__ИСХОДНЫЙ ТЕКСТ__
⁂

Часть 17 из 18 В начало
Для доступа к библиотеке пройдите авторизацию
Послезавтра 17-го педсовет. Хочется многое высказать. Как это сделать, чтобы не обидеть «мастеров» и чтобы доказать, что то, что они делают, далеко от истинной педагогики. Боюсь. Как бы еще больше не навредить классу.
Попробую все как следует продумать. Только не сейчас. Я уже устала.
Из дневника драматурга А. Афиногенова:
«Людей надо поддерживать радостью, ругать – это очень легко, но от этого люди грубеют, черствеют, замыкаются, перестают верить людям, а потом и себе, и тогда у них ничего не выходит».
Недавно я получила письмо от бабушки П.Божинского.
«Здравствуйте, Серафима Григорьевна, в одно из наших свиданий Вы выразили желание, чтобы я передала Вам свои наблюдения о связи учебы с производством. Я делаю это с большим запозданием и, весьма возможно, уже без пользы. И, к сожалению, я могу сказать не очень много.
Положительная сторона, по-моему, в том, что (я говорю о Пете) он, познакомившись с заводом, производственными процессами, близко столкнулся с рабочими. Рабочий вызвал у него уважение и даже желание самому стать рабочим. Не имея большого пристрастия к науке, он увидел в рабочем почетное звание, которое его удовлетворяло. Оговариваюсь – это мои соображения, Петя, быть может, не согласился бы с ними. Положительно повлияло на него положенный учащимся заработок: он стал ценить и труд и деньги, и не только заработанные им деньги (в общую кассу он их не вносит, но тратит на культурные цели), но и стал более сознательно, экономно тратить мои деньги, идущие на наше прожитье (за покупками он ходит часто).
Отрицательная сторона. Попав в рабочий коллектив, он возомнил себя «рабочим», еще не став им. Это выразилось в какой-то доле самоуверенности и даже зазнайства (несколько небрежный тон, более развязные манеры). Мои нравоучения (которыми я, может быть, злоупотребляю) стал воспринимать с критикой, в которой слышится нотка «я и сам все это знаю». Приходится задевать его самолюбие, чем вызываю его недовольство, а сама расстраиваюсь.

⁂

__ЗАПИСИ НАБОРА ДАННЫХ__
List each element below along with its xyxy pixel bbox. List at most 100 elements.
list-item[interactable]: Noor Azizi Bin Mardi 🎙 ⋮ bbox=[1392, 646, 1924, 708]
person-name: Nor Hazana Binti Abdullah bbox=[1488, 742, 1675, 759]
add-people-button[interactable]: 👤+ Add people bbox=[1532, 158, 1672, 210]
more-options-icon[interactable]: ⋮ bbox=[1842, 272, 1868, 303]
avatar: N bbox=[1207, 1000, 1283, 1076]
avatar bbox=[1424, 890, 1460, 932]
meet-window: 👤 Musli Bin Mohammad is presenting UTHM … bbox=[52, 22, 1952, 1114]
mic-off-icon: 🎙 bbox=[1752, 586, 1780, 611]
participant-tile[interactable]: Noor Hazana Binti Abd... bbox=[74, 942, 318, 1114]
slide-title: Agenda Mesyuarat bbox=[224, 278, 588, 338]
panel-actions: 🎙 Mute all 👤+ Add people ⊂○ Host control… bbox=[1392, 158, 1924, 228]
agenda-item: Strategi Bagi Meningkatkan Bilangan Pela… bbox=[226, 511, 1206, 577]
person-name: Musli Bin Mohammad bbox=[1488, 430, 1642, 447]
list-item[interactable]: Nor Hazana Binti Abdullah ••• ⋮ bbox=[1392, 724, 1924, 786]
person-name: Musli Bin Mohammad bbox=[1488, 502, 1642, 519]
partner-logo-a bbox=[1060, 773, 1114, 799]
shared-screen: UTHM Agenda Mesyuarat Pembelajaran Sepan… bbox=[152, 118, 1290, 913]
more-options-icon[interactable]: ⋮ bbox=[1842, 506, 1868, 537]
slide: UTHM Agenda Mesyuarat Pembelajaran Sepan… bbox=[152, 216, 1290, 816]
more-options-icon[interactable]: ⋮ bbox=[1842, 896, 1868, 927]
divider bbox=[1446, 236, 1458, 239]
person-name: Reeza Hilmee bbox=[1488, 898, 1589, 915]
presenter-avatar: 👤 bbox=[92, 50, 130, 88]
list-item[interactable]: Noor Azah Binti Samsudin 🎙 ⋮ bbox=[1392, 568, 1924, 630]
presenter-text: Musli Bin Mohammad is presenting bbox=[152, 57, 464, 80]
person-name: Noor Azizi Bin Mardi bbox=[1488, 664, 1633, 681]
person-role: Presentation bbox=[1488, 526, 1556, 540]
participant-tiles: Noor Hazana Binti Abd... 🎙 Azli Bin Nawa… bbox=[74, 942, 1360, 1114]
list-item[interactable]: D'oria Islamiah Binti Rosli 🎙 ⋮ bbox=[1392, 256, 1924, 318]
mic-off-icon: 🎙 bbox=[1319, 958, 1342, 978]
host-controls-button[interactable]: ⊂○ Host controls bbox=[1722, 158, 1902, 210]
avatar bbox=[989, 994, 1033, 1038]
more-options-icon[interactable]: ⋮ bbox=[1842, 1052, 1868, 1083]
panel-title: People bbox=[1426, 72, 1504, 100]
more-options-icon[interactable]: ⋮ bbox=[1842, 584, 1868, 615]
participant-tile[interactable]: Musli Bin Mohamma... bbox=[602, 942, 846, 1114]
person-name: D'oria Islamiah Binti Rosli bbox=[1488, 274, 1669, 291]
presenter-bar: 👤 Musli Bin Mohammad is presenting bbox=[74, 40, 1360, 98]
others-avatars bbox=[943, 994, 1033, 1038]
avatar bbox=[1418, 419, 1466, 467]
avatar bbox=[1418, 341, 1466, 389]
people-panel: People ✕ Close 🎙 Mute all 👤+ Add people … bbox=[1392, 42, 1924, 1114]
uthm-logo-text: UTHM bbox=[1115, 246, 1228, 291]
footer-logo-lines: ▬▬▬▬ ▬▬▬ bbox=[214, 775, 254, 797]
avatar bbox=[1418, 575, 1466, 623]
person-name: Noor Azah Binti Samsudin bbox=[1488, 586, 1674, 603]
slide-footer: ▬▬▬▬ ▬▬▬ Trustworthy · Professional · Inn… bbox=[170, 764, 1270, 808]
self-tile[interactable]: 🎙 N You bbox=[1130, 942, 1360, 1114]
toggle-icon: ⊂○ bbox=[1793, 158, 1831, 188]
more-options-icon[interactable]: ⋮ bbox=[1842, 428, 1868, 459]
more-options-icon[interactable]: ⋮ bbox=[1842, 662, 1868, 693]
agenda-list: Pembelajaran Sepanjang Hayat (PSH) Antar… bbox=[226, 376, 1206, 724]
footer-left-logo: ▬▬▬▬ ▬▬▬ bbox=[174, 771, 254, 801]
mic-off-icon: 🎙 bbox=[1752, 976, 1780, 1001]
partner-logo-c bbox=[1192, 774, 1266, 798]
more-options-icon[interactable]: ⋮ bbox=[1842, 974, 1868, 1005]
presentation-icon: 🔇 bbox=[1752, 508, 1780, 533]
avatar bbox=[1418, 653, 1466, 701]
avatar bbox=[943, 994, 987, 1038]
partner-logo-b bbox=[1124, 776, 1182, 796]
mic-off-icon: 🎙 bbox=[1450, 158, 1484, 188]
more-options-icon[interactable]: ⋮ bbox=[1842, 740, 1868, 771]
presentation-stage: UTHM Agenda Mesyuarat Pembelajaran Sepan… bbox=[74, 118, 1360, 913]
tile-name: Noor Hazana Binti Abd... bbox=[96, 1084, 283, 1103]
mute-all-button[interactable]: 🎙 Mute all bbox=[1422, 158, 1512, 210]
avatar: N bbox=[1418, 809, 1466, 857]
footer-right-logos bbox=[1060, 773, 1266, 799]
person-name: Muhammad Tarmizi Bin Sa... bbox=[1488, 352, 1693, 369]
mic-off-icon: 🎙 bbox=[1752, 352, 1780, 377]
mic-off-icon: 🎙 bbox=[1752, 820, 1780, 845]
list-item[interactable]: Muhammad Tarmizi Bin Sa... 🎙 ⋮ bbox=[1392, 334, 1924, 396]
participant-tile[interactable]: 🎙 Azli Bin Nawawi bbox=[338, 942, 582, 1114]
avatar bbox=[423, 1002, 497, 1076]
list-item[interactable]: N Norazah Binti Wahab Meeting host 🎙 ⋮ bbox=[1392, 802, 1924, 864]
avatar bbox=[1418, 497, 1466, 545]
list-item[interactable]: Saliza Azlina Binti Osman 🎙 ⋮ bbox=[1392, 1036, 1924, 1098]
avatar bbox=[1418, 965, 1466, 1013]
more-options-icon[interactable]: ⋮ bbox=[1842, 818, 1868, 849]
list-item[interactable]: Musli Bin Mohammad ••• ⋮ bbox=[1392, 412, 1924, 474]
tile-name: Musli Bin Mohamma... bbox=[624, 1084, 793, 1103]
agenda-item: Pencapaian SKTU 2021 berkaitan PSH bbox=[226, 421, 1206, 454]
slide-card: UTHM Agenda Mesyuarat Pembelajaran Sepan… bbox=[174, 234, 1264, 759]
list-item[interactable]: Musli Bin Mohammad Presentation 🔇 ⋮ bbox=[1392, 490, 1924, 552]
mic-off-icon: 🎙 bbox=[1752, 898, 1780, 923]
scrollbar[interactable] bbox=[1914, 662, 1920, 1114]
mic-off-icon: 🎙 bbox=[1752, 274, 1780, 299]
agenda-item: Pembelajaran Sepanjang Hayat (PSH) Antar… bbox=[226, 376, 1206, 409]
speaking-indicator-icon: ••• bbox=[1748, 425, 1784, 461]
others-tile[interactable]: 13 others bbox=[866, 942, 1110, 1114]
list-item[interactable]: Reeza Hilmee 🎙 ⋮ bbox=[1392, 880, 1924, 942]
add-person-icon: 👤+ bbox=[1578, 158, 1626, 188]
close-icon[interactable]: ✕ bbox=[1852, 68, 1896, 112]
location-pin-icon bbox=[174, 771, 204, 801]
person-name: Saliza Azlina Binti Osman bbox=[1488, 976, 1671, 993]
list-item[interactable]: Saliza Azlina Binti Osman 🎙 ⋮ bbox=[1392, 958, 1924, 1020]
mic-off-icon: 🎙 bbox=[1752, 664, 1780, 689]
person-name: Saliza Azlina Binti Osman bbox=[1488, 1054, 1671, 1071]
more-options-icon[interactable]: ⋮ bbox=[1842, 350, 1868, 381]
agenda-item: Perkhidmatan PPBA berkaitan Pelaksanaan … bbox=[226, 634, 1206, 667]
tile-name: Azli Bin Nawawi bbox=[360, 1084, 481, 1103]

⁂

__ВЫПОЛНИТЕ ЗАДАНИЯ__
A) Перепишите без изменений строки записей, начиная с самой первой и заканчивая строкой, где есть «person-name: Nor Hazana», включительно.
B) Подхватите текст дневника учительницы и продолжите его сразу после последнего приведенного предложения.

__ОТВЕТЫ ПО ПОРЯДКУ__
A)
List each element below along with its xyxy pixel bbox. List at most 100 elements.
list-item[interactable]: Noor Azizi Bin Mardi 🎙 ⋮ bbox=[1392, 646, 1924, 708]
person-name: Nor Hazana Binti Abdullah bbox=[1488, 742, 1675, 759]

B)
Мне кажется, что учащимся в самом начале их производственной жизни надо внушить, чтобы они хорошо поняли, что, придя на завод и став у станка, они еще не стали рабочими, а чтобы достичь этого почетного звания, надо приобресть еще многое и многое, а не только внешнее – закурить папироску или выпить вина.
Знаю, что Петя относится к производственной работе с интересом и вниманием. Бывает огорчен, если ему приходится «мало» поработать в свою смену.
С ком. приветом Н.Божинская»
Педагогический совет 17. XI. 59 г.
Хочу выступить. Как?
Характеристика класса: это – ученики; ни одного хулигана, ни одного распущенного, уличного. За всеми – почти нормальный домашний надзор. Кружок по химии изучение полимеров. «Как выращивать хороших учеников»,Т.Колосков.
Класс плохо занимается: нет навыков систематической работы; способности у большинства средние; катастрофически слабых нет. Запущенность, приводящая к безнадежности.
Класс в основном дисциплинирован – есть: болтовня на уроках, опоздания. Это определяет тем, как понимать дисциплину: по максимуму или по минимуму.
?Редко Резкость с учителями. Коллектив порывист, подвержен настроениям. Иногда порыв бывает более или менее длительным.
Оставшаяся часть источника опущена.